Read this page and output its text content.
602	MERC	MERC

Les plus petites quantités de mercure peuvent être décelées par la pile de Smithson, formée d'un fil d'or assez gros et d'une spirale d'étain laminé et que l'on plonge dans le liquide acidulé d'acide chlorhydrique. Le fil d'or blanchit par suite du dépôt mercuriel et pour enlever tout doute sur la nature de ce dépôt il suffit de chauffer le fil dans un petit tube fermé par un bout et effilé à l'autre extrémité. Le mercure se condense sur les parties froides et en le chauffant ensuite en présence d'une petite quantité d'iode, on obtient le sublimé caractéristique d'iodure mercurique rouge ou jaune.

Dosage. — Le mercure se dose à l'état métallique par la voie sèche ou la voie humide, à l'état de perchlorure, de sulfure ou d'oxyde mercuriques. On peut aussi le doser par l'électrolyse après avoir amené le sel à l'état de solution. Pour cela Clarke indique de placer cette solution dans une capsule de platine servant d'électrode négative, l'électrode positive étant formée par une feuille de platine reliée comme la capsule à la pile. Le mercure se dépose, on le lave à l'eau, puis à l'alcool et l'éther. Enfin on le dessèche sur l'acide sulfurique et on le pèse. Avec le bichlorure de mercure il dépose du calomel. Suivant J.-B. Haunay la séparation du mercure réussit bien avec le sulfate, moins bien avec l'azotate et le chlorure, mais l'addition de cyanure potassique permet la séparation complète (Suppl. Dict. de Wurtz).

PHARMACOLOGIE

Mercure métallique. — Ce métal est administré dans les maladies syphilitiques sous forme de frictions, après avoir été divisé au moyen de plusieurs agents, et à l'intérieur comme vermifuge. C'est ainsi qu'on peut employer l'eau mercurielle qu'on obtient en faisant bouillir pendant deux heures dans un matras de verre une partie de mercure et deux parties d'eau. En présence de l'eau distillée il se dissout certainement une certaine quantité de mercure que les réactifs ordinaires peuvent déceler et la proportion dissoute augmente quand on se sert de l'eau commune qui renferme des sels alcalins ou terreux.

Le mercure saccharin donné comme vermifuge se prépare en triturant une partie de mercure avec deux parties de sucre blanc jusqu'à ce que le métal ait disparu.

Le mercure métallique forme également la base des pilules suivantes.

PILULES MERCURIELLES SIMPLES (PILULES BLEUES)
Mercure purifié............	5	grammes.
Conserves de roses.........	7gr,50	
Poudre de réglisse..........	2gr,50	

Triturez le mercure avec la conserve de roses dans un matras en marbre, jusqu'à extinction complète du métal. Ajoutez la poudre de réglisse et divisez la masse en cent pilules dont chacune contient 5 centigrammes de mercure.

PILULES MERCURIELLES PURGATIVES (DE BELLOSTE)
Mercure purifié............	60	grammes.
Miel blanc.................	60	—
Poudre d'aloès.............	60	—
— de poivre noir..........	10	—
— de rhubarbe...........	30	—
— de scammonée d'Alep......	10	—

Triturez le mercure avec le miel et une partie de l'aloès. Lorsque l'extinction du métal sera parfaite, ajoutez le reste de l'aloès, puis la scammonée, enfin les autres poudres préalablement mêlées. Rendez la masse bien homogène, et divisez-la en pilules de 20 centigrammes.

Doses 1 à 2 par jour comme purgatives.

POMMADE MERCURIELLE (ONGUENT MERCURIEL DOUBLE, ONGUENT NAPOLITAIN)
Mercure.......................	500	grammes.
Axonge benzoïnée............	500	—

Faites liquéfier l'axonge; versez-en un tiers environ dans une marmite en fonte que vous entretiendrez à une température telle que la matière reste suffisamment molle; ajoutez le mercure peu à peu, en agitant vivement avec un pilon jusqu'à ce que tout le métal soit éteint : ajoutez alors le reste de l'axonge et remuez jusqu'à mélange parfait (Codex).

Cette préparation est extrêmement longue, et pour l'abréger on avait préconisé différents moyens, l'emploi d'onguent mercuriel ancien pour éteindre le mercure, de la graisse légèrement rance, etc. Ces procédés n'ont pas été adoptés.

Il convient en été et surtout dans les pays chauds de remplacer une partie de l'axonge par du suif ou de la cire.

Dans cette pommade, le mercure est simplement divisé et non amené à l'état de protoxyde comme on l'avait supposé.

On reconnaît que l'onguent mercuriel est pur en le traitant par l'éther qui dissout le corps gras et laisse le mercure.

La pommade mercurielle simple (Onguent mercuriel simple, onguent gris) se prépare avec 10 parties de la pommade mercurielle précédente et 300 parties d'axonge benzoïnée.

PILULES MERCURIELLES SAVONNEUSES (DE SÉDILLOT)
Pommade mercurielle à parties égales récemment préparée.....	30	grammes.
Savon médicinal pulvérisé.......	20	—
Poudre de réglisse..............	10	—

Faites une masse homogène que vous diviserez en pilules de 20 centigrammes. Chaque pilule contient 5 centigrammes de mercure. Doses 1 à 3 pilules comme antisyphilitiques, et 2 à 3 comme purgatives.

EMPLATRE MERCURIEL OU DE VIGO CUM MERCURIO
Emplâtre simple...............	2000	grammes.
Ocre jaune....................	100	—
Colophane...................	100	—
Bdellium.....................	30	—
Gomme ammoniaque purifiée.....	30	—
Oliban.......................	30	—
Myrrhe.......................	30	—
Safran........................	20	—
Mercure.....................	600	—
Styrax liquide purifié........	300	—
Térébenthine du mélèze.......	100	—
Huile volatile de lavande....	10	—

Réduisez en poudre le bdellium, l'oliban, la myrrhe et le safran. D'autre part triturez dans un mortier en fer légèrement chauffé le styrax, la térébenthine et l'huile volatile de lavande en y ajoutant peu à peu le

..............................

Objective:
Scan the material above. Copy each line that holds the word "MERCURIELLES".

Exercise response:
PILULES MERCURIELLES SIMPLES (PILULES BLEUES)
PILULES MERCURIELLES PURGATIVES (DE BELLOSTE)
PILULES MERCURIELLES SAVONNEUSES (DE SÉDILLOT)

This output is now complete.